▽

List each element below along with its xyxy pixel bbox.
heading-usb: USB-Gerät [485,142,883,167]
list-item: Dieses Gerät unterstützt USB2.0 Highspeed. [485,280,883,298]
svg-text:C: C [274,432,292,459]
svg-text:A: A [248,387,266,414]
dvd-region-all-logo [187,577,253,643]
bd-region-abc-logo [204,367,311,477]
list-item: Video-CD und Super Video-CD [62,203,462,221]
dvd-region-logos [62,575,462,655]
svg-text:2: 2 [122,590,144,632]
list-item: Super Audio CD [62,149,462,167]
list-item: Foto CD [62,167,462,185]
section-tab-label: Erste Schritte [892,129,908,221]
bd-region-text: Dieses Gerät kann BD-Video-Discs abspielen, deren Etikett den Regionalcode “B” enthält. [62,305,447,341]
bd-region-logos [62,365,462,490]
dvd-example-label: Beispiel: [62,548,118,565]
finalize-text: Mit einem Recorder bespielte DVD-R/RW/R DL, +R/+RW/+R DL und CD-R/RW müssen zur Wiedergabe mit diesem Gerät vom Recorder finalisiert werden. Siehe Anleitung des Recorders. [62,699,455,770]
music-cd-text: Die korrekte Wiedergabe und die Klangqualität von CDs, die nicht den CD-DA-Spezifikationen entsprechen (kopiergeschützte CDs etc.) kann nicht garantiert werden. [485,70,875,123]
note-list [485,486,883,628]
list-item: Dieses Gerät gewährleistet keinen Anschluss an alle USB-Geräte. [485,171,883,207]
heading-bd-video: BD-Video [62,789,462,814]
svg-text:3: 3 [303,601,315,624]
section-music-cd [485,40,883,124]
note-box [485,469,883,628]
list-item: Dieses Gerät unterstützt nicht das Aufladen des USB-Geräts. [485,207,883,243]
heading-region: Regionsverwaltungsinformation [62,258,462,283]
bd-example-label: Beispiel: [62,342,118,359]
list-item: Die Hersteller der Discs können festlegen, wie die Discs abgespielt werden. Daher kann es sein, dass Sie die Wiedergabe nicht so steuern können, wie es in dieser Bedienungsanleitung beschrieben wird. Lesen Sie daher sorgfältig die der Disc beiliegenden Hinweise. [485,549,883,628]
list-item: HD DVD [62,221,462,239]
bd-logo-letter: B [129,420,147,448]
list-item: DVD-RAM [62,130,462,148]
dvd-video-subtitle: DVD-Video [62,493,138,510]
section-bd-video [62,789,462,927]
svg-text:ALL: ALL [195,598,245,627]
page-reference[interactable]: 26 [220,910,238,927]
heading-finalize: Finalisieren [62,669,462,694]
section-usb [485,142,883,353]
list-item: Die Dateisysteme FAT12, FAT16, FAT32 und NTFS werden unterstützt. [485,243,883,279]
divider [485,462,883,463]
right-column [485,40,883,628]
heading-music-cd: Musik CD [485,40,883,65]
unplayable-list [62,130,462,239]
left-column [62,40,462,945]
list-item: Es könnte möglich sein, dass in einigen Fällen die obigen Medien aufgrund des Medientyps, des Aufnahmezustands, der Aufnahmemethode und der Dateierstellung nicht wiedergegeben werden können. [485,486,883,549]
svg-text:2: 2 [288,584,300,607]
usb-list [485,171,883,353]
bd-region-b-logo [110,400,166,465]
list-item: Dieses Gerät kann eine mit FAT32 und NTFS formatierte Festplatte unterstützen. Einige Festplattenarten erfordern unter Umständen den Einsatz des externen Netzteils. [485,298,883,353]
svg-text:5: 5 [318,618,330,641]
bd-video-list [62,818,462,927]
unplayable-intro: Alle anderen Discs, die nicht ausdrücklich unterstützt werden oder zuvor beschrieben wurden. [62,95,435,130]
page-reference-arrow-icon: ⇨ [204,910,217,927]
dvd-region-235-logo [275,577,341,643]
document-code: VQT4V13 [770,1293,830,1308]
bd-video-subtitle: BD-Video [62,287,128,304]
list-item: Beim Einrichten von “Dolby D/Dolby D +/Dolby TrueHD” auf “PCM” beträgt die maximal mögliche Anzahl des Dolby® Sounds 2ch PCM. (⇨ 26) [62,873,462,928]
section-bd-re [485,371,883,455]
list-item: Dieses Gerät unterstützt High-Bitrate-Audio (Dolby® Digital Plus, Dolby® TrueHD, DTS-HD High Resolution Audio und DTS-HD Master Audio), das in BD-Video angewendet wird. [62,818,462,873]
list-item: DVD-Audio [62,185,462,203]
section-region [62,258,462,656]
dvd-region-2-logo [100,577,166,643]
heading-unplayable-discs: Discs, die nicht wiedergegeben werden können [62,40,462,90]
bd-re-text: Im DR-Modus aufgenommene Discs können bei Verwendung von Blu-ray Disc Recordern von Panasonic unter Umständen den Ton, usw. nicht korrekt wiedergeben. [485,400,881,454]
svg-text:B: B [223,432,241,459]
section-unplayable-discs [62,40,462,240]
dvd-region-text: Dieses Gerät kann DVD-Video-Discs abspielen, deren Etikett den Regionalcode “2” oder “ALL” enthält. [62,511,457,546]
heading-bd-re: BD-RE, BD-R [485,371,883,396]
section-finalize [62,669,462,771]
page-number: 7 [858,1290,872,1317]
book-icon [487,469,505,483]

△

Work item:
Scan the data above for the word "werden" and report every line where it is found.

Solved problem:
finalize-text: Mit einem Recorder bespielte DVD-R/RW/R DL, +R/+RW/+R DL und CD-R/RW müssen zur Wiedergabe mit diesem Gerät vom Recorder finalisiert werden. Siehe Anleitung des Recorders. [62,699,455,770]
music-cd-text: Die korrekte Wiedergabe und die Klangqualität von CDs, die nicht den CD-DA-Spezifikationen entsprechen (kopiergeschützte CDs etc.) kann nicht garantiert werden. [485,70,875,123]
list-item: Die Hersteller der Discs können festlegen, wie die Discs abgespielt werden. Daher kann es sein, dass Sie die Wiedergabe nicht so steuern können, wie es in dieser Bedienungsanleitung beschrieben wird. Lesen Sie daher sorgfältig die der Disc beiliegenden Hinweise. [485,549,883,628]
list-item: Die Dateisysteme FAT12, FAT16, FAT32 und NTFS werden unterstützt. [485,243,883,279]
list-item: Es könnte möglich sein, dass in einigen Fällen die obigen Medien aufgrund des Medientyps, des Aufnahmezustands, der Aufnahmemethode und der Dateierstellung nicht wiedergegeben werden können. [485,486,883,549]
unplayable-intro: Alle anderen Discs, die nicht ausdrücklich unterstützt werden oder zuvor beschrieben wurden. [62,95,435,130]
heading-unplayable-discs: Discs, die nicht wiedergegeben werden können [62,40,462,90]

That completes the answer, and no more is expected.